• [Exercise data]
>> Start

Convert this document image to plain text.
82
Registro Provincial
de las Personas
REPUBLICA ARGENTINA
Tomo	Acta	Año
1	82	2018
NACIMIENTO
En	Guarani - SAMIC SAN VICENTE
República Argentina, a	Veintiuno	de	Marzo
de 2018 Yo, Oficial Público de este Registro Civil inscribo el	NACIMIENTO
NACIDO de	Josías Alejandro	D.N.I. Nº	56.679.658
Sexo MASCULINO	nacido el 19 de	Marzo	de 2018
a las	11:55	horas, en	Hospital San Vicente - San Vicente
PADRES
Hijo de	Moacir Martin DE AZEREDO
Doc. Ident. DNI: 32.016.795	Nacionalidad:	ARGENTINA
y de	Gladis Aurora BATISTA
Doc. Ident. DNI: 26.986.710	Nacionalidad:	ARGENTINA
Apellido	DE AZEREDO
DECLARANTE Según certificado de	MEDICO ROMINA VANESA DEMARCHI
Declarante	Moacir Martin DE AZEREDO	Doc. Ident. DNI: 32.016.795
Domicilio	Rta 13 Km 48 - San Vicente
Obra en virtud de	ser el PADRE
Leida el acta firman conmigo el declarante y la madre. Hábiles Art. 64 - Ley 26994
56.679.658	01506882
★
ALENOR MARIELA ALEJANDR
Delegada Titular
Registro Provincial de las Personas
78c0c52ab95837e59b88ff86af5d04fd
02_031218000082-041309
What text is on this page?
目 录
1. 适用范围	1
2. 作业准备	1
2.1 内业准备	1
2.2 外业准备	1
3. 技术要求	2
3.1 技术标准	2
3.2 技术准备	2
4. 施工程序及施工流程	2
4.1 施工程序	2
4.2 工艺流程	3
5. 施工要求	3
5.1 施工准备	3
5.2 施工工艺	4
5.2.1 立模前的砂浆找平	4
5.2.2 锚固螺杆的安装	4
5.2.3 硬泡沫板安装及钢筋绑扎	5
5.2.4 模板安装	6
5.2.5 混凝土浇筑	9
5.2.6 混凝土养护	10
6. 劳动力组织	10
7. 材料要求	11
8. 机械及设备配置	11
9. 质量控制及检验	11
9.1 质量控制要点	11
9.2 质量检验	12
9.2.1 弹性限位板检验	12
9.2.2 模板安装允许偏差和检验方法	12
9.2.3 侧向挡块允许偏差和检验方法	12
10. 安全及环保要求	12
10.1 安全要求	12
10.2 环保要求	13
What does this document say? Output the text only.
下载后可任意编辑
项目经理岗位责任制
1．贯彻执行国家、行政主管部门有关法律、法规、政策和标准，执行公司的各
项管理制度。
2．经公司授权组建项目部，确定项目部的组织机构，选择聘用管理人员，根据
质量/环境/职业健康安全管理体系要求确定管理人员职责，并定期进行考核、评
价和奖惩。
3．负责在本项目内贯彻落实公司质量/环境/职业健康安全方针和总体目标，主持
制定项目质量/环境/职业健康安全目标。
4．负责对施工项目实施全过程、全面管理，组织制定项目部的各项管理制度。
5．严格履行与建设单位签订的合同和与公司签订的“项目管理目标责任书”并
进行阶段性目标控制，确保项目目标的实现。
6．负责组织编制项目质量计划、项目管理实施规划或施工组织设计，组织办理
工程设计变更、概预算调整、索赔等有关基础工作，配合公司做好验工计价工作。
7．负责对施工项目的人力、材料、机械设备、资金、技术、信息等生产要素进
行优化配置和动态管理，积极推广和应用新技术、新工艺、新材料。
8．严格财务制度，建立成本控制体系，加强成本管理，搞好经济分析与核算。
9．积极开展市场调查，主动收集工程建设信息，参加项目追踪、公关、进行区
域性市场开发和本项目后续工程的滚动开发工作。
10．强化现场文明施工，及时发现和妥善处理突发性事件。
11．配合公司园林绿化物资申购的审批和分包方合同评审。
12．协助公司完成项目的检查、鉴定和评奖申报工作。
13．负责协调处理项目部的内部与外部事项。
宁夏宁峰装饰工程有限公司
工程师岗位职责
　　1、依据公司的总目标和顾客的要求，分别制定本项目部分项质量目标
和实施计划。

>> End

• [Direction] Exact output of every entry is required.

• [Reply]
Convert this document image to plain text.
82
Registro Provincial
de las Personas
REPUBLICA ARGENTINA
Tomo	Acta	Año
1	82	2018
NACIMIENTO
En	Guarani - SAMIC SAN VICENTE
República Argentina, a	Veintiuno	de	Marzo
de 2018 Yo, Oficial Público de este Registro Civil inscribo el	NACIMIENTO
NACIDO de	Josías Alejandro	D.N.I. Nº	56.679.658
Sexo MASCULINO	nacido el 19 de	Marzo	de 2018
a las	11:55	horas, en	Hospital San Vicente - San Vicente
PADRES
Hijo de	Moacir Martin DE AZEREDO
Doc. Ident. DNI: 32.016.795	Nacionalidad:	ARGENTINA
y de	Gladis Aurora BATISTA
Doc. Ident. DNI: 26.986.710	Nacionalidad:	ARGENTINA
Apellido	DE AZEREDO
DECLARANTE Según certificado de	MEDICO ROMINA VANESA DEMARCHI
Declarante	Moacir Martin DE AZEREDO	Doc. Ident. DNI: 32.016.795
Domicilio	Rta 13 Km 48 - San Vicente
Obra en virtud de	ser el PADRE
Leida el acta firman conmigo el declarante y la madre. Hábiles Art. 64 - Ley 26994
56.679.658	01506882
★
ALENOR MARIELA ALEJANDR
Delegada Titular
Registro Provincial de las Personas
78c0c52ab95837e59b88ff86af5d04fd
02_031218000082-041309
What text is on this page?
目 录
1. 适用范围	1
2. 作业准备	1
2.1 内业准备	1
2.2 外业准备	1
3. 技术要求	2
3.1 技术标准	2
3.2 技术准备	2
4. 施工程序及施工流程	2
4.1 施工程序	2
4.2 工艺流程	3
5. 施工要求	3
5.1 施工准备	3
5.2 施工工艺	4
5.2.1 立模前的砂浆找平	4
5.2.2 锚固螺杆的安装	4
5.2.3 硬泡沫板安装及钢筋绑扎	5
5.2.4 模板安装	6
5.2.5 混凝土浇筑	9
5.2.6 混凝土养护	10
6. 劳动力组织	10
7. 材料要求	11
8. 机械及设备配置	11
9. 质量控制及检验	11
9.1 质量控制要点	11
9.2 质量检验	12
9.2.1 弹性限位板检验	12
9.2.2 模板安装允许偏差和检验方法	12
9.2.3 侧向挡块允许偏差和检验方法	12
10. 安全及环保要求	12
10.1 安全要求	12
10.2 环保要求	13
What does this document say? Output the text only.
下载后可任意编辑
项目经理岗位责任制
1．贯彻执行国家、行政主管部门有关法律、法规、政策和标准，执行公司的各
项管理制度。
2．经公司授权组建项目部，确定项目部的组织机构，选择聘用管理人员，根据
质量/环境/职业健康安全管理体系要求确定管理人员职责，并定期进行考核、评
价和奖惩。
3．负责在本项目内贯彻落实公司质量/环境/职业健康安全方针和总体目标，主持
制定项目质量/环境/职业健康安全目标。
4．负责对施工项目实施全过程、全面管理，组织制定项目部的各项管理制度。
5．严格履行与建设单位签订的合同和与公司签订的“项目管理目标责任书”并
进行阶段性目标控制，确保项目目标的实现。
6．负责组织编制项目质量计划、项目管理实施规划或施工组织设计，组织办理
工程设计变更、概预算调整、索赔等有关基础工作，配合公司做好验工计价工作。
7．负责对施工项目的人力、材料、机械设备、资金、技术、信息等生产要素进
行优化配置和动态管理，积极推广和应用新技术、新工艺、新材料。
8．严格财务制度，建立成本控制体系，加强成本管理，搞好经济分析与核算。
9．积极开展市场调查，主动收集工程建设信息，参加项目追踪、公关、进行区
域性市场开发和本项目后续工程的滚动开发工作。
10．强化现场文明施工，及时发现和妥善处理突发性事件。
11．配合公司园林绿化物资申购的审批和分包方合同评审。
12．协助公司完成项目的检查、鉴定和评奖申报工作。
13．负责协调处理项目部的内部与外部事项。
宁夏宁峰装饰工程有限公司
工程师岗位职责
　　1、依据公司的总目标和顾客的要求，分别制定本项目部分项质量目标
和实施计划。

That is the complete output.